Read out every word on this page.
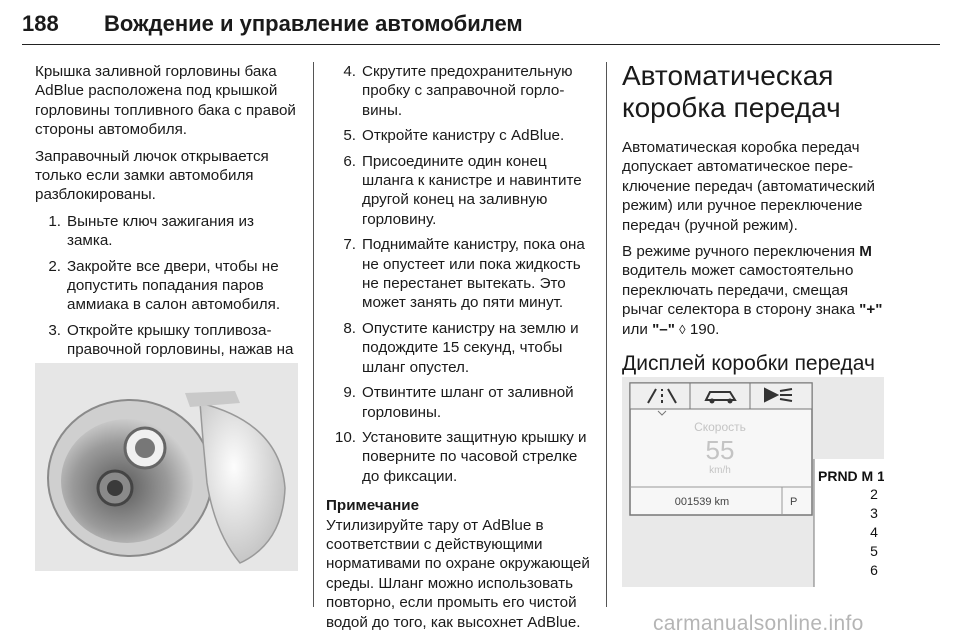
188 Вождение и управление автомобилем

Крышка заливной горловины бака AdBlue расположена под крышкой горловины топливного бака с правой стороны автомобиля.

Заправочный лючок открывается только если замки автомобиля разблокированы.

1. Выньте ключ зажигания из замка.
2. Закройте все двери, чтобы не допустить попадания паров аммиака в салон автомобиля.
3. Откройте крышку топливозаправочной горловины, нажав на
4. Скрутите предохранительную пробку с заправочной горловины.
5. Откройте канистру с AdBlue.
6. Присоедините один конец шланга к канистре и навинтите другой конец на заливную горловину.
7. Поднимайте канистру, пока она не опустеет или пока жидкость не перестанет вытекать. Это может занять до пяти минут.
8. Опустите канистру на землю и подождите 15 секунд, чтобы шланг опустел.
9. Отвинтите шланг от заливной горловины.
10. Установите защитную крышку и поверните по часовой стрелке до фиксации.

Примечание

Утилизируйте тару от AdBlue в соответствии с действующими нормативами по охране окружающей среды. Шланг можно использовать повторно, если промыть его чистой водой до того, как высохнет AdBlue.

Автоматическая коробка передач

Автоматическая коробка передач допускает автоматическое переключение передач (автоматический режим) или ручное переключение передач (ручной режим).

В режиме ручного переключения M водитель может самостоятельно переключать передачи, смещая рычаг селектора в сторону знака "+" или "–" ◊ 190.

Дисплей коробки передач
Скорость
55
km/h
001539 km	P
PRND M 1
2
3
4
5
6
carmanualsonline.info
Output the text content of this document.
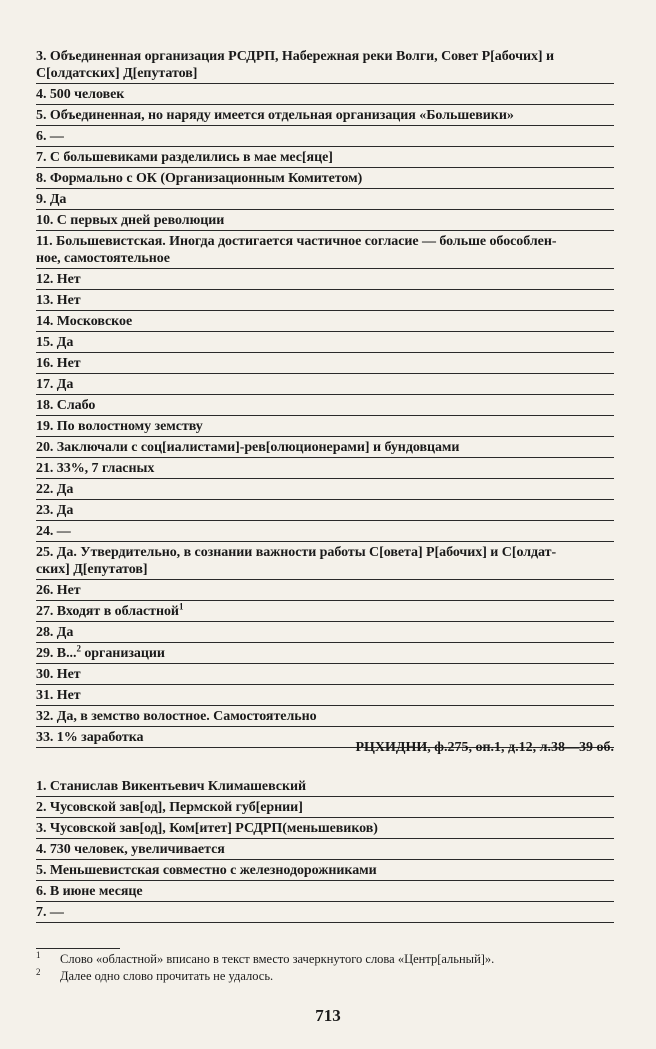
3. Объединенная организация РСДРП, Набережная реки Волги, Совет Р[абочих] и
С[олдатских] Д[епутатов]
4. 500 человек
5. Объединенная, но наряду имеется отдельная организация «Большевики»
6. —
7. С большевиками разделились в мае мес[яце]
8. Формально с ОК (Организационным Комитетом)
9. Да
10. С первых дней революции
11. Большевистская. Иногда достигается частичное согласие — больше обособлен-
ное, самостоятельное
12. Нет
13. Нет
14. Московское
15. Да
16. Нет
17. Да
18. Слабо
19. По волостному земству
20. Заключали с соц[иалистами]-рев[олюционерами] и бундовцами
21. 33%, 7 гласных
22. Да
23. Да
24. —
25. Да. Утвердительно, в сознании важности работы С[овета] Р[абочих] и С[олдат-
ских] Д[епутатов]
26. Нет
27. Входят в областной$^1$
28. Да
29. В...$^2$ организации
30. Нет
31. Нет
32. Да, в земство волостное. Самостоятельно
33. 1% заработка
РЦХИДНИ, ф.275, оп.1, д.12, л.38—39 об.
1. Станислав Викентьевич Климашевский
2. Чусовской зав[од], Пермской губ[ернии]
3. Чусовской зав[од], Ком[итет] РСДРП(меньшевиков)
4. 730 человек, увеличивается
5. Меньшевистская совместно с железнодорожниками
6. В июне месяце
7. —
1 Слово «областной» вписано в текст вместо зачеркнутого слова «Центр[альный]».
2 Далее одно слово прочитать не удалось.
713
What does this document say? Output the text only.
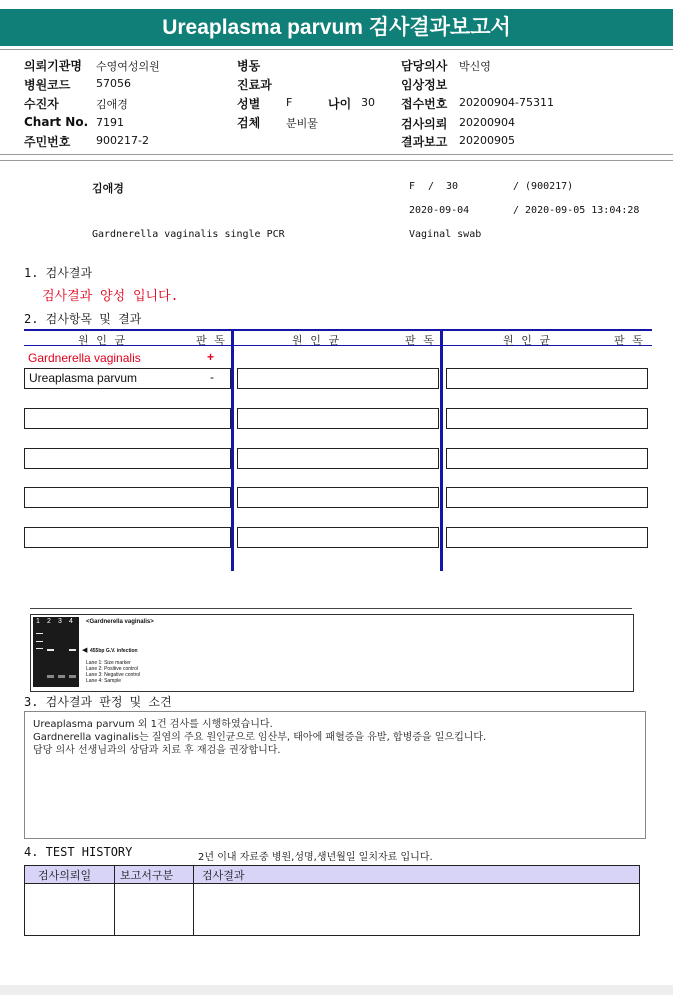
Ureaplasma parvum 검사결과보고서
의뢰기관명 수영여성의원
병원코드 57056
수진자	김애경
Chart No. 7191
주민번호 900217-2
병동
진료과
성별 F	나이 30
검체 분비물
담당의사 박신영
임상정보
접수번호 20200904-75311
검사의뢰 20200904
결과보고 20200905
김애경	F / 30	/ (900217)
2020-09-04	/ 2020-09-05 13:04:28
Gardnerella vaginalis single PCR	Vaginal swab
1. 검사결과
검사결과 양성 입니다.
2. 검사항목 및 결과
원 인 균	판 독	원 인 균	판 독	원 인 균	판 독
Gardnerella vaginalis	+
Ureaplasma parvum	-
1 2 3 4 <Gardnerella vaginalis>
◀ 455bp G.V. infection
Lane 1: Size marker
Lane 2: Positive control
Lane 3: Negative control
Lane 4: Sample
3. 검사결과 판정 및 소견
Ureaplasma parvum 외 1건 검사를 시행하였습니다.
Gardnerella vaginalis는 질염의 주요 원인균으로 임산부, 태아에 패혈증을 유발, 합병증을 일으킵니다.
담당 의사 선생님과의 상담과 치료 후 재검을 권장합니다.
4. TEST HISTORY	2년 이내 자료중 병원,성명,생년월일 일치자료 입니다.
검사의뢰일	보고서구분	검사결과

▶ [EXERCISE DETAILS]:
Lines from the one that contains "What does this" through the last line of the data above are to be extracted exactly, with no pictures and no other lines.

▶ [COMPLETED EXERCISE]:
What does this document say? Output the text only.
Ureaplasma parvum 검사결과보고서
의뢰기관명 수영여성의원
병원코드 57056
수진자	김애경
Chart No. 7191
주민번호 900217-2
병동
진료과
성별 F	나이 30
검체 분비물
담당의사 박신영
임상정보
접수번호 20200904-75311
검사의뢰 20200904
결과보고 20200905
김애경	F / 30	/ (900217)
2020-09-04	/ 2020-09-05 13:04:28
Gardnerella vaginalis single PCR	Vaginal swab
1. 검사결과
검사결과 양성 입니다.
2. 검사항목 및 결과
원 인 균	판 독	원 인 균	판 독	원 인 균	판 독
Gardnerella vaginalis	+
Ureaplasma parvum	-
1 2 3 4 <Gardnerella vaginalis>
◀ 455bp G.V. infection
Lane 1: Size marker
Lane 2: Positive control
Lane 3: Negative control
Lane 4: Sample
3. 검사결과 판정 및 소견
Ureaplasma parvum 외 1건 검사를 시행하였습니다.
Gardnerella vaginalis는 질염의 주요 원인균으로 임산부, 태아에 패혈증을 유발, 합병증을 일으킵니다.
담당 의사 선생님과의 상담과 치료 후 재검을 권장합니다.
4. TEST HISTORY	2년 이내 자료중 병원,성명,생년월일 일치자료 입니다.
검사의뢰일	보고서구분	검사결과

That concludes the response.